- Written instruction
Copy the records below line for line, switching every "revision-bar" to "change-bar" and keeping everything else unchanged. Leave the pictures out of your copy.
***** Records shown *****
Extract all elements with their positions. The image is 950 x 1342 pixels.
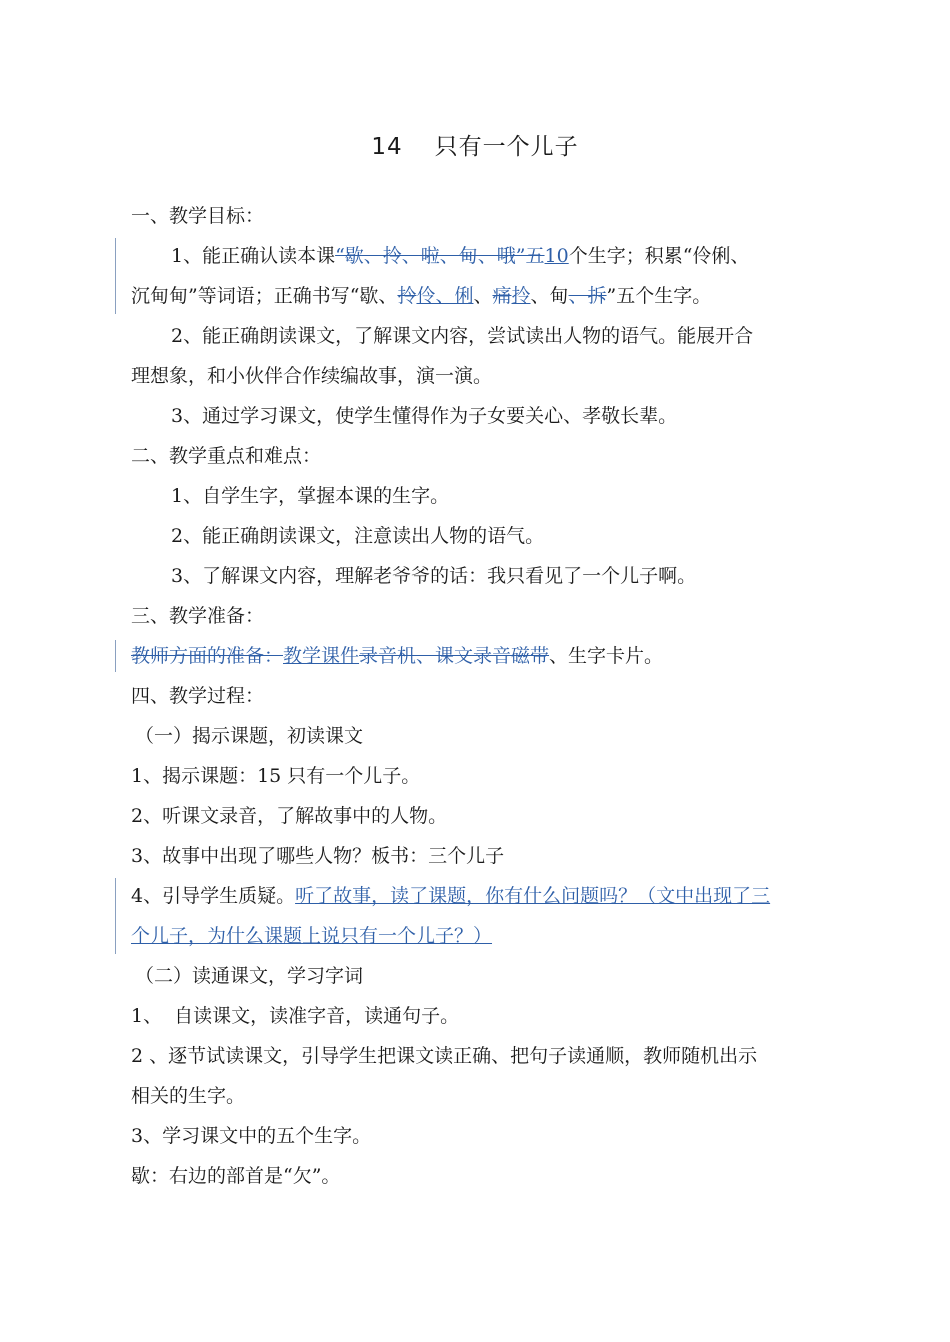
revision-bar: [115, 238, 116, 314]
deleted-text: 教师方面的准备：: [131, 645, 284, 667]
inserted-text: 10: [544, 245, 569, 267]
reading-item-1: 1、 自读课文，读准字音，读通句子。: [131, 1005, 460, 1027]
lesson-title: 只有一个儿子: [434, 134, 579, 160]
revision-bar: [115, 640, 116, 672]
process-item-4-line-2: [131, 916, 831, 956]
key-point-1: 1、自学生字，掌握本课的生字。: [171, 485, 450, 507]
section-heading-key-points: 二、教学重点和难点：: [131, 445, 322, 467]
deleted-text: 录音机、课文录音磁带: [359, 645, 550, 667]
goal-3: 3、通过学习课文，使学生懂得作为子女要关心、孝敬长辈。: [171, 405, 678, 427]
goal-1-text-b: 个生字；积累“伶俐、: [568, 245, 750, 267]
reading-item-2-line-2: 相关的生字。: [131, 1085, 246, 1107]
page-title: [0, 128, 950, 161]
key-point-2: 2、能正确朗读课文，注意读出人物的语气。: [171, 525, 545, 547]
goal-1-line-2: [131, 276, 831, 316]
goal-2-line-1: 2、能正确朗读课文，了解课文内容，尝试读出人物的语气。能展开合: [171, 325, 754, 347]
deleted-text: 痛: [492, 285, 512, 307]
section-heading-goals: 一、教学目标：: [131, 205, 265, 227]
preparation-text: 、生字卡片。: [549, 645, 664, 667]
section-heading-process: 四、教学过程：: [131, 685, 265, 707]
process-item-4-text: 4、引导学生质疑。: [131, 885, 296, 907]
reading-item-2-line-1: 2 、逐节试读课文，引导学生把课文读正确、把句子读通顺，教师随机出示: [131, 1045, 758, 1067]
key-point-3: 3、了解课文内容，理解老爷爷的话：我只看见了一个儿子啊。: [171, 565, 697, 587]
inserted-text: 个儿子，为什么课题上说只有一个儿子？）: [131, 925, 493, 947]
goal-1-text-d: 、: [473, 285, 493, 307]
reading-item-3: 3、学习课文中的五个生字。: [131, 1125, 372, 1147]
deleted-text: 拎: [397, 285, 417, 307]
goal-1-text-c: 沉甸甸”等词语；正确书写“歇、: [131, 285, 398, 307]
goal-2-line-2: 理想象，和小伙伴合作续编故事，演一演。: [131, 365, 493, 387]
revision-bar: [115, 878, 116, 954]
process-item-2: 2、听课文录音，了解故事中的人物。: [131, 805, 448, 827]
inserted-text: 听了故事，读了课题，你有什么问题吗？（文中出现了三: [295, 885, 771, 907]
subheading-1: （一）揭示课题，初读课文: [135, 725, 364, 747]
goal-1-line-1: [131, 236, 831, 276]
goal-1-text-e: 、甸: [530, 285, 569, 307]
lesson-number: 14: [371, 134, 403, 160]
subheading-2: （二）读通课文，学习字词: [135, 965, 364, 987]
section-heading-preparation: 三、教学准备：: [131, 605, 265, 627]
preparation-line: [131, 636, 831, 676]
inserted-text: 伶、俐: [416, 285, 474, 307]
inserted-text: 教学课件: [283, 645, 360, 667]
process-item-3: 3、故事中出现了哪些人物？板书：三个儿子: [131, 845, 505, 867]
process-item-1: 1、揭示课题：15 只有一个儿子。: [131, 765, 421, 787]
inserted-text: 拎: [511, 285, 531, 307]
reading-item-4: 歇：右边的部首是“欠”。: [131, 1165, 341, 1187]
document-body: [131, 196, 831, 1196]
deleted-text: “歇、拎、啦、甸、哦”五: [335, 245, 545, 267]
deleted-text: 、拆: [568, 285, 607, 307]
goal-1-text: 1、能正确认读本课: [171, 245, 336, 267]
goal-1-text-f: ”五个生字。: [606, 285, 712, 307]
process-item-4-line-1: [131, 876, 831, 916]
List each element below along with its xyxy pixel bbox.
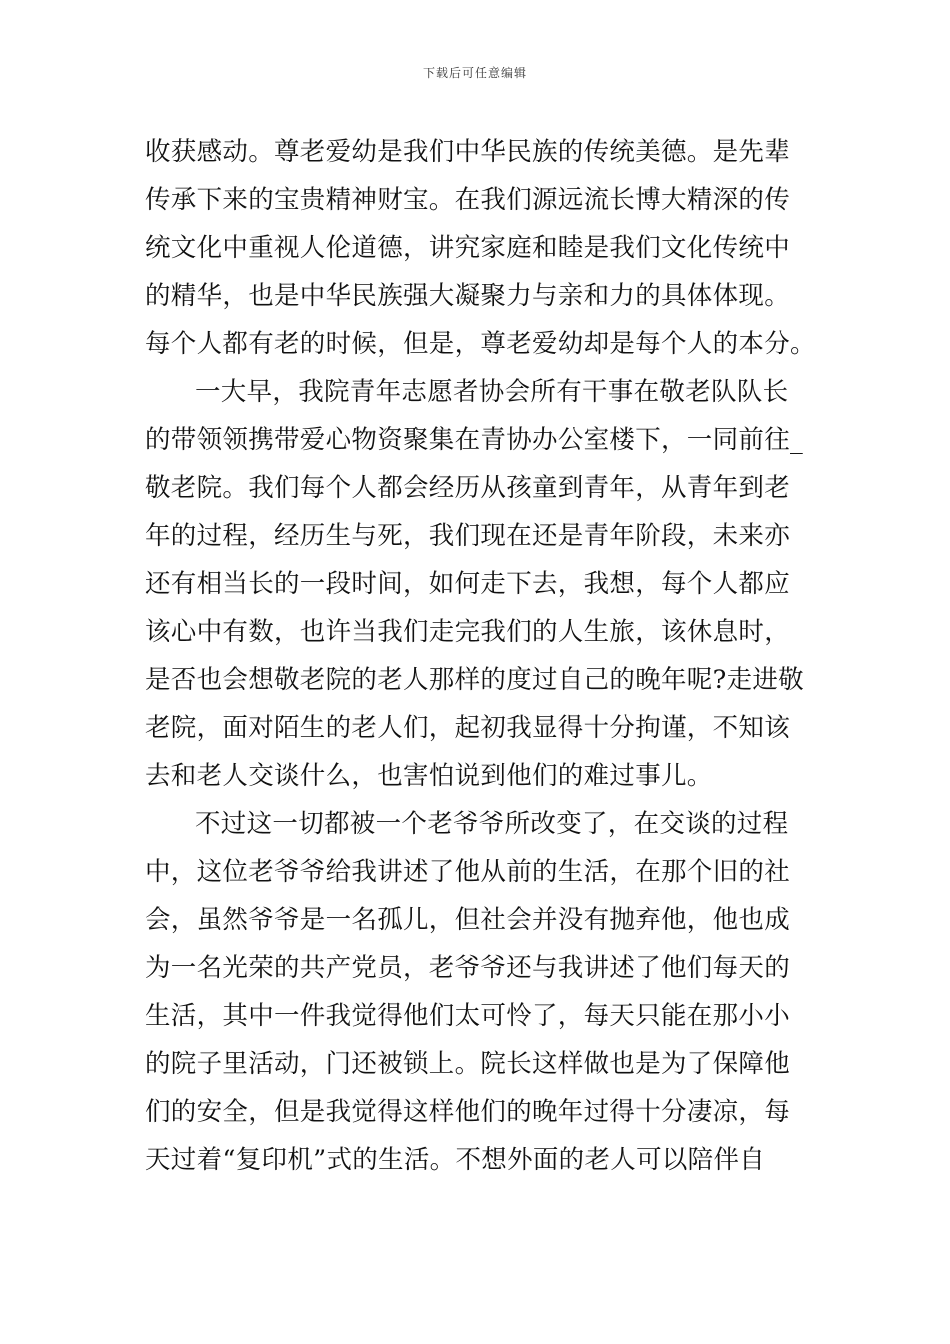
*****
- Finished task
Extract all elements with their positions. The image is 950 x 1342 pixels.
change-bar: [115, 238, 116, 314]
deleted-text: 教师方面的准备：: [131, 645, 284, 667]
inserted-text: 10: [544, 245, 569, 267]
reading-item-1: 1、 自读课文，读准字音，读通句子。: [131, 1005, 460, 1027]
lesson-title: 只有一个儿子: [434, 134, 579, 160]
change-bar: [115, 640, 116, 672]
process-item-4-line-2: [131, 916, 831, 956]
key-point-1: 1、自学生字，掌握本课的生字。: [171, 485, 450, 507]
section-heading-key-points: 二、教学重点和难点：: [131, 445, 322, 467]
deleted-text: 录音机、课文录音磁带: [359, 645, 550, 667]
goal-3: 3、通过学习课文，使学生懂得作为子女要关心、孝敬长辈。: [171, 405, 678, 427]
goal-1-text-b: 个生字；积累“伶俐、: [568, 245, 750, 267]
reading-item-2-line-2: 相关的生字。: [131, 1085, 246, 1107]
page-title: [0, 128, 950, 161]
key-point-2: 2、能正确朗读课文，注意读出人物的语气。: [171, 525, 545, 547]
goal-1-line-2: [131, 276, 831, 316]
goal-2-line-1: 2、能正确朗读课文，了解课文内容，尝试读出人物的语气。能展开合: [171, 325, 754, 347]
deleted-text: 痛: [492, 285, 512, 307]
section-heading-goals: 一、教学目标：: [131, 205, 265, 227]
preparation-text: 、生字卡片。: [549, 645, 664, 667]
section-heading-process: 四、教学过程：: [131, 685, 265, 707]
process-item-4-text: 4、引导学生质疑。: [131, 885, 296, 907]
reading-item-2-line-1: 2 、逐节试读课文，引导学生把课文读正确、把句子读通顺，教师随机出示: [131, 1045, 758, 1067]
key-point-3: 3、了解课文内容，理解老爷爷的话：我只看见了一个儿子啊。: [171, 565, 697, 587]
inserted-text: 个儿子，为什么课题上说只有一个儿子？）: [131, 925, 493, 947]
goal-1-text-d: 、: [473, 285, 493, 307]
reading-item-3: 3、学习课文中的五个生字。: [131, 1125, 372, 1147]
deleted-text: 拎: [397, 285, 417, 307]
goal-1-text-c: 沉甸甸”等词语；正确书写“歇、: [131, 285, 398, 307]
goal-2-line-2: 理想象，和小伙伴合作续编故事，演一演。: [131, 365, 493, 387]
change-bar: [115, 878, 116, 954]
process-item-2: 2、听课文录音，了解故事中的人物。: [131, 805, 448, 827]
inserted-text: 听了故事，读了课题，你有什么问题吗？（文中出现了三: [295, 885, 771, 907]
subheading-1: （一）揭示课题，初读课文: [135, 725, 364, 747]
goal-1-line-1: [131, 236, 831, 276]
goal-1-text-e: 、甸: [530, 285, 569, 307]
lesson-number: 14: [371, 134, 403, 160]
subheading-2: （二）读通课文，学习字词: [135, 965, 364, 987]
section-heading-preparation: 三、教学准备：: [131, 605, 265, 627]
preparation-line: [131, 636, 831, 676]
inserted-text: 伶、俐: [416, 285, 474, 307]
inserted-text: 教学课件: [283, 645, 360, 667]
process-item-3: 3、故事中出现了哪些人物？板书：三个儿子: [131, 845, 505, 867]
process-item-1: 1、揭示课题：15 只有一个儿子。: [131, 765, 421, 787]
inserted-text: 拎: [511, 285, 531, 307]
reading-item-4: 歇：右边的部首是“欠”。: [131, 1165, 341, 1187]
document-body: [131, 196, 831, 1196]
deleted-text: “歇、拎、啦、甸、哦”五: [335, 245, 545, 267]
deleted-text: 、拆: [568, 285, 607, 307]
goal-1-text: 1、能正确认读本课: [171, 245, 336, 267]
goal-1-text-f: ”五个生字。: [606, 285, 712, 307]
process-item-4-line-1: [131, 876, 831, 916]
List each element below along with its xyxy pixel bbox.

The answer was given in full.